__Written task__.
The records that follow must be reproduced in full, exactly as written.

__Supplied records__.
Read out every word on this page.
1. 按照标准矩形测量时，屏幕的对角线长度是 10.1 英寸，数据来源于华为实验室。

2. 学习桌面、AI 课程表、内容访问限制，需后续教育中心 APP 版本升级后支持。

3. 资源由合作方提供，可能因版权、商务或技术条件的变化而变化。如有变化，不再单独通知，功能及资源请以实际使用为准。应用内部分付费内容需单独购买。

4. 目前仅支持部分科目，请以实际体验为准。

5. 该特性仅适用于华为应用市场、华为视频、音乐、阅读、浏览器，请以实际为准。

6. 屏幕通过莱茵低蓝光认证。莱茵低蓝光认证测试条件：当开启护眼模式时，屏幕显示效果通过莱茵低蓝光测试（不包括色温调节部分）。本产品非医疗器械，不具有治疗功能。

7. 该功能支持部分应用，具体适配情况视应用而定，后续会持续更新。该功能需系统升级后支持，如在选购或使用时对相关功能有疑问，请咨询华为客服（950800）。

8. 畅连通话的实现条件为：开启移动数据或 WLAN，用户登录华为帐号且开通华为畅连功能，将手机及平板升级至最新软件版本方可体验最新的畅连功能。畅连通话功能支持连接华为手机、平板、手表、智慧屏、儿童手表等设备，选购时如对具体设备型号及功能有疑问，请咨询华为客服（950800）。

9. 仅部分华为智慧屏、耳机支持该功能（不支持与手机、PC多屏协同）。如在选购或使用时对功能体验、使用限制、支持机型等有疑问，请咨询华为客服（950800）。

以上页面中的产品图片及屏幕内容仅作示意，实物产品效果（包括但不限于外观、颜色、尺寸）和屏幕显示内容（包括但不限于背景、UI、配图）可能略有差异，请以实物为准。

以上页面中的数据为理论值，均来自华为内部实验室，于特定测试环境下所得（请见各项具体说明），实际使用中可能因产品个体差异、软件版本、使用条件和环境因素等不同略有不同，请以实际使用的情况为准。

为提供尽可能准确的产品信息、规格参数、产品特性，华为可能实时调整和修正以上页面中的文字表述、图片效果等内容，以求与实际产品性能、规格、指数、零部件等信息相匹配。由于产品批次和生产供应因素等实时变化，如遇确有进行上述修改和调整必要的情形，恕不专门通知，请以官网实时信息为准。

__Result for this exercise__.
Read out every word on this page.
1. 按照标准矩形测量时，屏幕的对角线长度是 10.1 英寸，数据来源于华为实验室。

2. 学习桌面、AI 课程表、内容访问限制，需后续教育中心 APP 版本升级后支持。

3. 资源由合作方提供，可能因版权、商务或技术条件的变化而变化。如有变化，不再单独通知，功能及资源请以实际使用为准。应用内部分付费内容需单独购买。

4. 目前仅支持部分科目，请以实际体验为准。

5. 该特性仅适用于华为应用市场、华为视频、音乐、阅读、浏览器，请以实际为准。

6. 屏幕通过莱茵低蓝光认证。莱茵低蓝光认证测试条件：当开启护眼模式时，屏幕显示效果通过莱茵低蓝光测试（不包括色温调节部分）。本产品非医疗器械，不具有治疗功能。

7. 该功能支持部分应用，具体适配情况视应用而定，后续会持续更新。该功能需系统升级后支持，如在选购或使用时对相关功能有疑问，请咨询华为客服（950800）。

8. 畅连通话的实现条件为：开启移动数据或 WLAN，用户登录华为帐号且开通华为畅连功能，将手机及平板升级至最新软件版本方可体验最新的畅连功能。畅连通话功能支持连接华为手机、平板、手表、智慧屏、儿童手表等设备，选购时如对具体设备型号及功能有疑问，请咨询华为客服（950800）。

9. 仅部分华为智慧屏、耳机支持该功能（不支持与手机、PC多屏协同）。如在选购或使用时对功能体验、使用限制、支持机型等有疑问，请咨询华为客服（950800）。

以上页面中的产品图片及屏幕内容仅作示意，实物产品效果（包括但不限于外观、颜色、尺寸）和屏幕显示内容（包括但不限于背景、UI、配图）可能略有差异，请以实物为准。

以上页面中的数据为理论值，均来自华为内部实验室，于特定测试环境下所得（请见各项具体说明），实际使用中可能因产品个体差异、软件版本、使用条件和环境因素等不同略有不同，请以实际使用的情况为准。

为提供尽可能准确的产品信息、规格参数、产品特性，华为可能实时调整和修正以上页面中的文字表述、图片效果等内容，以求与实际产品性能、规格、指数、零部件等信息相匹配。由于产品批次和生产供应因素等实时变化，如遇确有进行上述修改和调整必要的情形，恕不专门通知，请以官网实时信息为准。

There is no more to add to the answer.